→ **DIRECTIONS**: Please copy the records below line for line, changing nothing.

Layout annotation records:

┄┄┄┄┄┄┄┄┄┄

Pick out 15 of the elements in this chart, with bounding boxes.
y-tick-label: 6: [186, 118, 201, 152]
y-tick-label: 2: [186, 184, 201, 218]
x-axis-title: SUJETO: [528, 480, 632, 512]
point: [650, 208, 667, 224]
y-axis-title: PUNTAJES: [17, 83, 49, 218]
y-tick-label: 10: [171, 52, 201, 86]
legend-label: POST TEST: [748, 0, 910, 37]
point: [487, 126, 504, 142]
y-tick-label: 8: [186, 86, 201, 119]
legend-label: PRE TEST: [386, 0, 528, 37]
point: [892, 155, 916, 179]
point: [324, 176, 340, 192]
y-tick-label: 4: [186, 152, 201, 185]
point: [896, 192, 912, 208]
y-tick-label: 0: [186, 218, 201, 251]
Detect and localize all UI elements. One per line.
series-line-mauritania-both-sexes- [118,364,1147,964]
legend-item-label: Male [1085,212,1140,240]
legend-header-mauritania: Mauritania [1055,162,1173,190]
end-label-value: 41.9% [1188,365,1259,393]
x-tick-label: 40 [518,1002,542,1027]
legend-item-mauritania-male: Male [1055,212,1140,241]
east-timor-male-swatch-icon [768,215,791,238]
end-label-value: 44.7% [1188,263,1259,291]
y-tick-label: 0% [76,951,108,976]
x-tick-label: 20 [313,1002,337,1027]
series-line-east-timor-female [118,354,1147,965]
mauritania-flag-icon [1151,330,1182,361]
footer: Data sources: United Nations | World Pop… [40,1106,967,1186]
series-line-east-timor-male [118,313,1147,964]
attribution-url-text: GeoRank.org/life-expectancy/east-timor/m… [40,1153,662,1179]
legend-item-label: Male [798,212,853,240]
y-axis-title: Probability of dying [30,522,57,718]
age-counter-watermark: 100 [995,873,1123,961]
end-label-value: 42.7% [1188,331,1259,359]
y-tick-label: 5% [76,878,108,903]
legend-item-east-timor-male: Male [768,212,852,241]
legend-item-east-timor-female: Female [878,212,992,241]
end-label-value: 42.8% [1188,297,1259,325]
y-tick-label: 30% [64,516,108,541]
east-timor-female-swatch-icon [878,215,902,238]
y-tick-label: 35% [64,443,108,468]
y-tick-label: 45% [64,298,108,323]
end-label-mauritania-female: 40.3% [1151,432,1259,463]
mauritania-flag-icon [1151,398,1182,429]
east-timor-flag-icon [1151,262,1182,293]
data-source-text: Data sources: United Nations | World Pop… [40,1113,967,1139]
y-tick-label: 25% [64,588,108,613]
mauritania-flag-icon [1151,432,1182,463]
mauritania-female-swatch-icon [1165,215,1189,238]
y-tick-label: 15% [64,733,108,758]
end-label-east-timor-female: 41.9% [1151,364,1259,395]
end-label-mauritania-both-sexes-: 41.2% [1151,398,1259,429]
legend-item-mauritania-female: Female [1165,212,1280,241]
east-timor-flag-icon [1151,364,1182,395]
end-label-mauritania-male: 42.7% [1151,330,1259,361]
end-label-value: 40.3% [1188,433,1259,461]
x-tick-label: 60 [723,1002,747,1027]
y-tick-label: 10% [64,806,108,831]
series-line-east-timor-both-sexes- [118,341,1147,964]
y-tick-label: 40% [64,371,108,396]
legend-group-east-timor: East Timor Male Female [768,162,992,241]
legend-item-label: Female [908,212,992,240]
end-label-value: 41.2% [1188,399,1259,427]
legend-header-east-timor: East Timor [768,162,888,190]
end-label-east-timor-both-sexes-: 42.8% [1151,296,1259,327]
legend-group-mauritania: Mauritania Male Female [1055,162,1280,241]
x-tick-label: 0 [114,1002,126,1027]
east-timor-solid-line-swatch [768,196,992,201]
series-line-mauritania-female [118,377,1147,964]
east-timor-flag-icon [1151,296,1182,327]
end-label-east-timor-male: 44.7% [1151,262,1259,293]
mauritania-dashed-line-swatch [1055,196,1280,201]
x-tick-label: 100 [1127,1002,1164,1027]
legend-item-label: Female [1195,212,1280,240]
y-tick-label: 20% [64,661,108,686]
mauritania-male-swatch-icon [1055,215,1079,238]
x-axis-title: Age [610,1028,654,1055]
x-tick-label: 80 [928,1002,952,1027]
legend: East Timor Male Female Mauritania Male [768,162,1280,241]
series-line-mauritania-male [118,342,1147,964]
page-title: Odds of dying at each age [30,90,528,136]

┄┄┄┄┄┄┄┄┄┄

→ **ANSWER IN FULL**:
Pick out 15 of the elements in this chart, with bounding boxes.
y-tick-label: 6: [186, 118, 201, 152]
y-tick-label: 2: [186, 184, 201, 218]
x-axis-title: SUJETO: [528, 480, 632, 512]
point: [650, 208, 667, 224]
y-axis-title: PUNTAJES: [17, 83, 49, 218]
y-tick-label: 10: [171, 52, 201, 86]
legend-label: POST TEST: [748, 0, 910, 37]
point: [487, 126, 504, 142]
y-tick-label: 8: [186, 86, 201, 119]
legend-label: PRE TEST: [386, 0, 528, 37]
point: [892, 155, 916, 179]
point: [324, 176, 340, 192]
y-tick-label: 4: [186, 152, 201, 185]
point: [896, 192, 912, 208]
y-tick-label: 0: [186, 218, 201, 251]
Detect and localize all UI elements. One per line.
series-line-mauritania-both-sexes- [118,364,1147,964]
legend-item-label: Male [1085,212,1140,240]
legend-header-mauritania: Mauritania [1055,162,1173,190]
end-label-value: 41.9% [1188,365,1259,393]
x-tick-label: 40 [518,1002,542,1027]
legend-item-mauritania-male: Male [1055,212,1140,241]
east-timor-male-swatch-icon [768,215,791,238]
end-label-value: 44.7% [1188,263,1259,291]
y-tick-label: 0% [76,951,108,976]
x-tick-label: 20 [313,1002,337,1027]
series-line-east-timor-female [118,354,1147,965]
mauritania-flag-icon [1151,330,1182,361]
footer: Data sources: United Nations | World Pop… [40,1106,967,1186]
series-line-east-timor-male [118,313,1147,964]
attribution-url-text: GeoRank.org/life-expectancy/east-timor/m… [40,1153,662,1179]
legend-item-label: Male [798,212,853,240]
y-axis-title: Probability of dying [30,522,57,718]
age-counter-watermark: 100 [995,873,1123,961]
end-label-value: 42.7% [1188,331,1259,359]
y-tick-label: 5% [76,878,108,903]
legend-item-east-timor-male: Male [768,212,852,241]
legend-item-east-timor-female: Female [878,212,992,241]
end-label-value: 42.8% [1188,297,1259,325]
y-tick-label: 30% [64,516,108,541]
east-timor-female-swatch-icon [878,215,902,238]
y-tick-label: 35% [64,443,108,468]
y-tick-label: 45% [64,298,108,323]
end-label-mauritania-female: 40.3% [1151,432,1259,463]
mauritania-flag-icon [1151,398,1182,429]
east-timor-flag-icon [1151,262,1182,293]
data-source-text: Data sources: United Nations | World Pop… [40,1113,967,1139]
y-tick-label: 25% [64,588,108,613]
mauritania-flag-icon [1151,432,1182,463]
mauritania-female-swatch-icon [1165,215,1189,238]
y-tick-label: 15% [64,733,108,758]
end-label-east-timor-female: 41.9% [1151,364,1259,395]
end-label-mauritania-both-sexes-: 41.2% [1151,398,1259,429]
legend-item-mauritania-female: Female [1165,212,1280,241]
east-timor-flag-icon [1151,364,1182,395]
end-label-mauritania-male: 42.7% [1151,330,1259,361]
end-label-value: 40.3% [1188,433,1259,461]
x-tick-label: 60 [723,1002,747,1027]
y-tick-label: 10% [64,806,108,831]
series-line-east-timor-both-sexes- [118,341,1147,964]
y-tick-label: 40% [64,371,108,396]
legend-group-east-timor: East Timor Male Female [768,162,992,241]
legend-item-label: Female [908,212,992,240]
end-label-value: 41.2% [1188,399,1259,427]
legend-header-east-timor: East Timor [768,162,888,190]
end-label-east-timor-both-sexes-: 42.8% [1151,296,1259,327]
legend-group-mauritania: Mauritania Male Female [1055,162,1280,241]
x-tick-label: 0 [114,1002,126,1027]
east-timor-solid-line-swatch [768,196,992,201]
series-line-mauritania-female [118,377,1147,964]
east-timor-flag-icon [1151,296,1182,327]
end-label-east-timor-male: 44.7% [1151,262,1259,293]
mauritania-dashed-line-swatch [1055,196,1280,201]
x-tick-label: 100 [1127,1002,1164,1027]
legend-item-label: Female [1195,212,1280,240]
y-tick-label: 20% [64,661,108,686]
mauritania-male-swatch-icon [1055,215,1079,238]
x-axis-title: Age [610,1028,654,1055]
x-tick-label: 80 [928,1002,952,1027]
legend: East Timor Male Female Mauritania Male [768,162,1280,241]
series-line-mauritania-male [118,342,1147,964]
page-title: Odds of dying at each age [30,90,528,136]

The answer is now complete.